Goal of the exercise: Copy each line below in which the string "reales" occurs.
--- BEGIN ---
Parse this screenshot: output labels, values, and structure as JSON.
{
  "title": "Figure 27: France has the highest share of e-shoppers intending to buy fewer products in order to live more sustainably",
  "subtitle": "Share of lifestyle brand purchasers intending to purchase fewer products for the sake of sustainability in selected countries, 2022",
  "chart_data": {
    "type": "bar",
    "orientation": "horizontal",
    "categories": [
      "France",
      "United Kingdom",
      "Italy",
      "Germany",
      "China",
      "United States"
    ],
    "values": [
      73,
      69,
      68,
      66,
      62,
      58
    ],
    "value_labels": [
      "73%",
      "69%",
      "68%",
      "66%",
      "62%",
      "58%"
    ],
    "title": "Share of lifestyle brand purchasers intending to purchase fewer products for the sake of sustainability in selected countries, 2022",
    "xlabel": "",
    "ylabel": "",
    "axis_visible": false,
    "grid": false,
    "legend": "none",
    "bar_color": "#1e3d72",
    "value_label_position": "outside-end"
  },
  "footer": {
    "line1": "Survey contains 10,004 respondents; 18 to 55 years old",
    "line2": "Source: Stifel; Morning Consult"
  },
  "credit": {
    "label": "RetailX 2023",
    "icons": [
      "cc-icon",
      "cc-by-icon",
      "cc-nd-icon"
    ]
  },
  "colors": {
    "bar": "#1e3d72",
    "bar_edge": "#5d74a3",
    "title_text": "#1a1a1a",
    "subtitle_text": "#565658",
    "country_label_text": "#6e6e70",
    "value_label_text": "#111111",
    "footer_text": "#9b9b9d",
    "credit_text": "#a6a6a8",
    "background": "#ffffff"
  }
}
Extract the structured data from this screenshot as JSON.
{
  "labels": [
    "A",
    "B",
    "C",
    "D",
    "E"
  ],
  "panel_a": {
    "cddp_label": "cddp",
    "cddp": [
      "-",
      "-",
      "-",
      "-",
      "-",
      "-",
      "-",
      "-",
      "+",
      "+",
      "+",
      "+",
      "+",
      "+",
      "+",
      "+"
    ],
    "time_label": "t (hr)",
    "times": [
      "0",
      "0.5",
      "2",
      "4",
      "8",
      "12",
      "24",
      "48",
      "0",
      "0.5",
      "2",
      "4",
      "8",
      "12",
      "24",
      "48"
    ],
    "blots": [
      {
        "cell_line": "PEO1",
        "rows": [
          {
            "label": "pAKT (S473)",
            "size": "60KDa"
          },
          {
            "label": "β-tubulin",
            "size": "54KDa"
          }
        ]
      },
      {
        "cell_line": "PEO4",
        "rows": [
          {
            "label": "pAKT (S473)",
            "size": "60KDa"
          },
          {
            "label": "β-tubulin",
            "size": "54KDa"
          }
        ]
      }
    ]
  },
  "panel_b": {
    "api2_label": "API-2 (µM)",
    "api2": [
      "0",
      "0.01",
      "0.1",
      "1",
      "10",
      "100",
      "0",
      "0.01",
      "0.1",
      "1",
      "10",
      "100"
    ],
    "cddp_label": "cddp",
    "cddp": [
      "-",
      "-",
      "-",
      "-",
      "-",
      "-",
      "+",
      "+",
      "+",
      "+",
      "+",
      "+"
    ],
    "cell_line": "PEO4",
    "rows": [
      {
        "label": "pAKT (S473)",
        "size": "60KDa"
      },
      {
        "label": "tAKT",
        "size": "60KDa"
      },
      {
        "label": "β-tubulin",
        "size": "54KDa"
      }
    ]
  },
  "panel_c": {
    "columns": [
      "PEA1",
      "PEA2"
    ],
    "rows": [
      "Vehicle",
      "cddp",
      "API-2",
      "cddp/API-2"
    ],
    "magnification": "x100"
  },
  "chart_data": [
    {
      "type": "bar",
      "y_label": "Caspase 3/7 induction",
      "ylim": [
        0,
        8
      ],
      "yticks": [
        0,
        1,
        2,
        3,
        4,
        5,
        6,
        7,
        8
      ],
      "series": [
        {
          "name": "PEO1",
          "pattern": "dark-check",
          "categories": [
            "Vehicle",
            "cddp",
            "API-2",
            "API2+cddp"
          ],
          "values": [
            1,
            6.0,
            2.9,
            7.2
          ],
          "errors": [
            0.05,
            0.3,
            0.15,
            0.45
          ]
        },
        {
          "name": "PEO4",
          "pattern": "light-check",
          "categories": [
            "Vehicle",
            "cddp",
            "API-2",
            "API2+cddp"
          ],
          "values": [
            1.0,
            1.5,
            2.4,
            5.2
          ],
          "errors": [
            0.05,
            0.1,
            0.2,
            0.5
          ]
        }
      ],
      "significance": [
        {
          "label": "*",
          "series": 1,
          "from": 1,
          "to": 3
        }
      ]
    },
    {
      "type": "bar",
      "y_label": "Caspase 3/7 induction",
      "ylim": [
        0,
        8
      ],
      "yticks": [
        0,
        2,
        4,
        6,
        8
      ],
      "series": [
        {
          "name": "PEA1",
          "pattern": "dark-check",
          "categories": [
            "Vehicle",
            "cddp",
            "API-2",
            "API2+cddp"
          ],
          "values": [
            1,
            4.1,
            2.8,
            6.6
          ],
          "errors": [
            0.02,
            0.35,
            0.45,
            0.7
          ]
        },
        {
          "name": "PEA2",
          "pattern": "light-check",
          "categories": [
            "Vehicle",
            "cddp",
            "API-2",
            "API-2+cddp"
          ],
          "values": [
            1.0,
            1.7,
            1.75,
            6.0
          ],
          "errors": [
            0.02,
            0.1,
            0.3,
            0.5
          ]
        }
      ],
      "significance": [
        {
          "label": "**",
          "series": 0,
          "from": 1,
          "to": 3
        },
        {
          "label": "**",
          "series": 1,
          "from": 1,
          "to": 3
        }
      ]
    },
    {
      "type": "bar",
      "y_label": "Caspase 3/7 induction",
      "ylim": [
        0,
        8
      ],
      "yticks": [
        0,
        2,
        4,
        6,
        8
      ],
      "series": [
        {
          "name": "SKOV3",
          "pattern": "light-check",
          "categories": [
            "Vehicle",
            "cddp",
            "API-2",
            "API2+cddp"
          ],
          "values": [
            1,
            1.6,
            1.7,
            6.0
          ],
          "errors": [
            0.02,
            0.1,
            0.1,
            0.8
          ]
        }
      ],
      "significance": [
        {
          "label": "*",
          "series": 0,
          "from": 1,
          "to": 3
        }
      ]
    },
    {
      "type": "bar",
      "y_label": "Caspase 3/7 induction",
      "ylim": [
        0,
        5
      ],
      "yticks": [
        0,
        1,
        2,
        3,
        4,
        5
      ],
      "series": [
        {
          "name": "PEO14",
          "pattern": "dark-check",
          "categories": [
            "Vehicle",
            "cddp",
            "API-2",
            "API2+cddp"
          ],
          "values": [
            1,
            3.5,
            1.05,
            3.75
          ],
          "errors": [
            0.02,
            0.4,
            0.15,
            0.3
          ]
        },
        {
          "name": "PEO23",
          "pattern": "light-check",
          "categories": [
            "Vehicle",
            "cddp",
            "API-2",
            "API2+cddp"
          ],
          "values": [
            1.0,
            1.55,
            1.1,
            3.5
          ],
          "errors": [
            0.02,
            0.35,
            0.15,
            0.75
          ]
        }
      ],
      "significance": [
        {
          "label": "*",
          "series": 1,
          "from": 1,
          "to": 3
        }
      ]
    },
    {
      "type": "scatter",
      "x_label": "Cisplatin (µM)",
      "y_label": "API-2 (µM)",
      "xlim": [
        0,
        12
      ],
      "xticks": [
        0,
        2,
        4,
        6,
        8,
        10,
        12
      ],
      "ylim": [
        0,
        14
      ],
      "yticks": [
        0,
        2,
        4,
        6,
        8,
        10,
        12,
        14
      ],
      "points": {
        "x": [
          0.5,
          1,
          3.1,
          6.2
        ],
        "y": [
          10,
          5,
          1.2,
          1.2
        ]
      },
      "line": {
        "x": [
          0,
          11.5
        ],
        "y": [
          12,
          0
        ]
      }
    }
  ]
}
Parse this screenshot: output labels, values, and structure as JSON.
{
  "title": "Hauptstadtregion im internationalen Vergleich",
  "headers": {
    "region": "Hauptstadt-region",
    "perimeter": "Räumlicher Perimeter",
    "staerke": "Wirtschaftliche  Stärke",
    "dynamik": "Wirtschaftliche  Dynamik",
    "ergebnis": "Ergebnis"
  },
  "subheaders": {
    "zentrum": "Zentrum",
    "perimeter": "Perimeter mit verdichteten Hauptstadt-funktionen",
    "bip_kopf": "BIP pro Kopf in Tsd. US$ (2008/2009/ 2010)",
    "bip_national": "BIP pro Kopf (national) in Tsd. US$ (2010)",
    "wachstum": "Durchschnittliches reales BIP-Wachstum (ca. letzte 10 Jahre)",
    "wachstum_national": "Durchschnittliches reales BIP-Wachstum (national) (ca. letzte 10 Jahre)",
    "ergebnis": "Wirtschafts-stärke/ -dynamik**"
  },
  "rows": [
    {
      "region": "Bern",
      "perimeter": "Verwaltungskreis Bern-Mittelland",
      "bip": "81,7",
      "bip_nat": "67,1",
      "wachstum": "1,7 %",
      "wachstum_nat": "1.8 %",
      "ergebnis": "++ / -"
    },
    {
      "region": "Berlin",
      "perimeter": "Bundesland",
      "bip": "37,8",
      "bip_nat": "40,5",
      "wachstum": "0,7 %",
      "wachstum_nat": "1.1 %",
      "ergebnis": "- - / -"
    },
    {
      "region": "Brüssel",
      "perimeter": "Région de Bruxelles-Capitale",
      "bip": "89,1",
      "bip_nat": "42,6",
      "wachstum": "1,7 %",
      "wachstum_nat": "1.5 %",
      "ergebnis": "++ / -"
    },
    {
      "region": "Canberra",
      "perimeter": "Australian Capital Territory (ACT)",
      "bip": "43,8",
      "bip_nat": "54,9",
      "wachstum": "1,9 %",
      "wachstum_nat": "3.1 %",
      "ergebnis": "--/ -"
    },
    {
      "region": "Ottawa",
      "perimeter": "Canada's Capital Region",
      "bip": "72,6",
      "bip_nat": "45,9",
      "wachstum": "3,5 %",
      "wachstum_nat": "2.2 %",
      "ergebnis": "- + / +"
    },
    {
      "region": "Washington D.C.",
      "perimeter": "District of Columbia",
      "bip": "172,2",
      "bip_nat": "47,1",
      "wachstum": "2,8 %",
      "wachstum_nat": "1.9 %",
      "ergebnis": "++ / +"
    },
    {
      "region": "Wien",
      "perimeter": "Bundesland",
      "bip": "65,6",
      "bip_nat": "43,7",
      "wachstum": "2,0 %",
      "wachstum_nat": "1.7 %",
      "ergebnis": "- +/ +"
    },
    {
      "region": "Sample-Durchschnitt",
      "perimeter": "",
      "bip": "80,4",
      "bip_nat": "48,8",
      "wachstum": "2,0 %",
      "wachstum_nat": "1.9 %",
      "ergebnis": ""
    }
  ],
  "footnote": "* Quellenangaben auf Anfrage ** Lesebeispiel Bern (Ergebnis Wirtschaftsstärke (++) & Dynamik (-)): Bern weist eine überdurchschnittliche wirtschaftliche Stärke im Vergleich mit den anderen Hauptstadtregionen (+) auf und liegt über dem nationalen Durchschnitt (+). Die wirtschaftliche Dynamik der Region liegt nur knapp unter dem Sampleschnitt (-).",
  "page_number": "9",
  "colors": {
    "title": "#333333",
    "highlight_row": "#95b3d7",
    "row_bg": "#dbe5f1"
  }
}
--- END ---
Task answer:
    "wachstum": "Durchschnittliches reales BIP-Wachstum (ca. letzte 10 Jahre)",
    "wachstum_national": "Durchschnittliches reales BIP-Wachstum (national) (ca. letzte 10 Jahre)",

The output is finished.